— DIRECTIVE —
Determine which lines of the records include the word "from", and copy them.

Extracted records:

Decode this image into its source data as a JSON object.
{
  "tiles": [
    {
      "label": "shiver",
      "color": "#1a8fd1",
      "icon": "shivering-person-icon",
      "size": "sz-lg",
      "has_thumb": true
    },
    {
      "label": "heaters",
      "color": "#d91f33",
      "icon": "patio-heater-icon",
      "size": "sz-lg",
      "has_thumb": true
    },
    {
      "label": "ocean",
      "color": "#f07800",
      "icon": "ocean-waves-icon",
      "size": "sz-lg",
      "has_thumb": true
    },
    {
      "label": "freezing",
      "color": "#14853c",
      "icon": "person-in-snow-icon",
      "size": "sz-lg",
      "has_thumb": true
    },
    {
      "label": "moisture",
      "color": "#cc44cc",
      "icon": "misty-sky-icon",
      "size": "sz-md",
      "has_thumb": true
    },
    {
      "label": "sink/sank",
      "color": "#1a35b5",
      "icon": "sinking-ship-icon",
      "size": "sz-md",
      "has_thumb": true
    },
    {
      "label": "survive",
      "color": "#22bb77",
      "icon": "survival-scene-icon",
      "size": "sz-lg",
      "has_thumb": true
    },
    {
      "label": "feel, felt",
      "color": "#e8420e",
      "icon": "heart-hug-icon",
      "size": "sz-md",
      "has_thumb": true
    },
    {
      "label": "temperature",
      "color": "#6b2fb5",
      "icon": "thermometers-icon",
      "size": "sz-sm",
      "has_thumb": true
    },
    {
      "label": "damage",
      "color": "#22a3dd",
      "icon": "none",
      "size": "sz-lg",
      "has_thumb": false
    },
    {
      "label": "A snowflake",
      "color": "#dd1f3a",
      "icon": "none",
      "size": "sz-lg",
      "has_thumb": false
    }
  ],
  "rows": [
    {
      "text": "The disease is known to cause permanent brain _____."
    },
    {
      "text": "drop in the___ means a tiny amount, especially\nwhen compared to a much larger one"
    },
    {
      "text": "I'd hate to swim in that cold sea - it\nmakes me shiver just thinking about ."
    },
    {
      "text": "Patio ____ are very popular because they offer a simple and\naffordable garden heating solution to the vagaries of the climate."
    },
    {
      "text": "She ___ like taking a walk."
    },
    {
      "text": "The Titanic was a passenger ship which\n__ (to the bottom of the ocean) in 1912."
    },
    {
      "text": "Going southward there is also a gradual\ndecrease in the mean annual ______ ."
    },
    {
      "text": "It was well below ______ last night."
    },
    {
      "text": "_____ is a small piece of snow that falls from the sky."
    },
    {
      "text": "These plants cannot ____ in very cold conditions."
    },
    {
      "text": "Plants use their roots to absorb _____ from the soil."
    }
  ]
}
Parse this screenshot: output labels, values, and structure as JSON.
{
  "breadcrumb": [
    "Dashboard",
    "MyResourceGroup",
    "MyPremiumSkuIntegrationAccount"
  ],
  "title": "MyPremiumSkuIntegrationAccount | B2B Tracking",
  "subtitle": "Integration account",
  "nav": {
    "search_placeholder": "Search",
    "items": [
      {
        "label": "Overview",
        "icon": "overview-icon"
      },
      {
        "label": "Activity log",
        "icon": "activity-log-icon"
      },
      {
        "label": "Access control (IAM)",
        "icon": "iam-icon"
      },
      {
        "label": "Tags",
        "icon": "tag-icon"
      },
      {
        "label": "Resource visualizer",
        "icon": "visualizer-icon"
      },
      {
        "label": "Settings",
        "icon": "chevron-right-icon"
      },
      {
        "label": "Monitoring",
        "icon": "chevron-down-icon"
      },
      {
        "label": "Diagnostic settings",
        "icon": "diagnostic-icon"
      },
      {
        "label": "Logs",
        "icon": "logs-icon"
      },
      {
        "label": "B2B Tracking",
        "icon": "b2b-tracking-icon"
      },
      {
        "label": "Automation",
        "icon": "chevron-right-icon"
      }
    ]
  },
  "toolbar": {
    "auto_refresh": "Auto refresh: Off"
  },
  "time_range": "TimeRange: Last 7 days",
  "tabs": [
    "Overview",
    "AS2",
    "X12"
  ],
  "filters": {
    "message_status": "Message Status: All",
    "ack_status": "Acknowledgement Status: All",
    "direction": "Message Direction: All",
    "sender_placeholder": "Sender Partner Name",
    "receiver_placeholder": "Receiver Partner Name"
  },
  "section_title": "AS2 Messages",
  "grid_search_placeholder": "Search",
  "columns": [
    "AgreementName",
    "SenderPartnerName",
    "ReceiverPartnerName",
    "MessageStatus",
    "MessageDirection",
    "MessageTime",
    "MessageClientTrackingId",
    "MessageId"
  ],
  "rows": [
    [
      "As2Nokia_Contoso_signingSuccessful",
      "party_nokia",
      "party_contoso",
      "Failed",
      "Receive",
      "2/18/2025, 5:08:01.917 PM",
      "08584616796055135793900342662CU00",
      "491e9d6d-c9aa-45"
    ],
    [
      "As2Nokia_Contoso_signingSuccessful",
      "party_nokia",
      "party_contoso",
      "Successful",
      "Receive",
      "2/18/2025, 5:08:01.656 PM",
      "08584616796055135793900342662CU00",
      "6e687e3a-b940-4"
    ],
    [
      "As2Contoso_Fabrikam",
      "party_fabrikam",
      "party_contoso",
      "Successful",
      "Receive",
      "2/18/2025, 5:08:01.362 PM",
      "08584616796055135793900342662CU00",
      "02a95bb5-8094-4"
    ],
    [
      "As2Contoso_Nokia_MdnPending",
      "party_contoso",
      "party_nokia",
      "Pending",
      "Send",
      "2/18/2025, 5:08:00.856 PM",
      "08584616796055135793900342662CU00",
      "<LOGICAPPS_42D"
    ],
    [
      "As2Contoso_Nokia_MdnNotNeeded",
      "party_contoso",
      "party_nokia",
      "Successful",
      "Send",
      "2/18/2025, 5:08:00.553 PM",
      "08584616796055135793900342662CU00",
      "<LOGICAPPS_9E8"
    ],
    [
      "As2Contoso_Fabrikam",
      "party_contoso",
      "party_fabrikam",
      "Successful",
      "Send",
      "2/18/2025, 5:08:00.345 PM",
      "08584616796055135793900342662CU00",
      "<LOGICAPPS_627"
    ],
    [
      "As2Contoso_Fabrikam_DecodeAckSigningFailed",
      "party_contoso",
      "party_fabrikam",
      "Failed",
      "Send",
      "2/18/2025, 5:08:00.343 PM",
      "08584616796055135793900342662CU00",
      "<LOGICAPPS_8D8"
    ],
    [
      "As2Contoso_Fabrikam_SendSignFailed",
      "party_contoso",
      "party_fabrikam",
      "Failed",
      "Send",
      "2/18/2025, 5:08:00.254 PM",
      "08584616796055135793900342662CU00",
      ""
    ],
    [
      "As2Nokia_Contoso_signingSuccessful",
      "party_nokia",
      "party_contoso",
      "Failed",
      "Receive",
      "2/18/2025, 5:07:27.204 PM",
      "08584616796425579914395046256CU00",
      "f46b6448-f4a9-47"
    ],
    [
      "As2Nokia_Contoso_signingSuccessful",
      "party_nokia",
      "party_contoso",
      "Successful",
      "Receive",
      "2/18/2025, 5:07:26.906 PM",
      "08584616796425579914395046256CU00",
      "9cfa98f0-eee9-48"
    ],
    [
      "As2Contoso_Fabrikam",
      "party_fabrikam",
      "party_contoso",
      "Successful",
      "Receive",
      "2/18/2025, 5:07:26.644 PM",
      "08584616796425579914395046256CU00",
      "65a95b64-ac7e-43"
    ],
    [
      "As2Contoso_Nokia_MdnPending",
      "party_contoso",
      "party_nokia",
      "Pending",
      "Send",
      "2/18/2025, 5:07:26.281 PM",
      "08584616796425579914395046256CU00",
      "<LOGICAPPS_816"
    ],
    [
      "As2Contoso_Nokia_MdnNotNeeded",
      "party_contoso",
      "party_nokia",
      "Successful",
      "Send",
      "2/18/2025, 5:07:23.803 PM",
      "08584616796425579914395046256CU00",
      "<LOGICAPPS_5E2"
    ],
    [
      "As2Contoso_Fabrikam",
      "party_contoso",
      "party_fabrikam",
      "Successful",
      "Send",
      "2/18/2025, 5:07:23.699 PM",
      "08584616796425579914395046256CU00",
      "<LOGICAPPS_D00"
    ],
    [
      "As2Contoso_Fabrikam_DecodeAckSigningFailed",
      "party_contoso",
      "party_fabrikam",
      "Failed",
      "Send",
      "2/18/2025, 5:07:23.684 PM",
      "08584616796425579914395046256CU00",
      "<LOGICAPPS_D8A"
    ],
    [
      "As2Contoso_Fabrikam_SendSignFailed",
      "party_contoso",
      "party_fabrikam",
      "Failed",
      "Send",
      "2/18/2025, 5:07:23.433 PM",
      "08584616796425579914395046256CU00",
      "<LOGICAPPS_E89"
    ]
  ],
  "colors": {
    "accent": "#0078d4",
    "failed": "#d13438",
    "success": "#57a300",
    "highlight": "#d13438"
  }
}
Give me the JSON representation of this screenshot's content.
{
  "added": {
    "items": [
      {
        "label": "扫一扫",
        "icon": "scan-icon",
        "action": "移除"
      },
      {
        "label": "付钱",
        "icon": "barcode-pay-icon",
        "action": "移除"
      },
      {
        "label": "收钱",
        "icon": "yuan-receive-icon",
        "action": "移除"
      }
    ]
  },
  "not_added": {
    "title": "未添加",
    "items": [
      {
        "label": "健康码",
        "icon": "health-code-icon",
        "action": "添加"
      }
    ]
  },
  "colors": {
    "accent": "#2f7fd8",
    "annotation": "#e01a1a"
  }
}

— SOLUTION FOR THIS EXERCISE —
      "text": "_____ is a small piece of snow that falls from the sky."
      "text": "Plants use their roots to absorb _____ from the soil."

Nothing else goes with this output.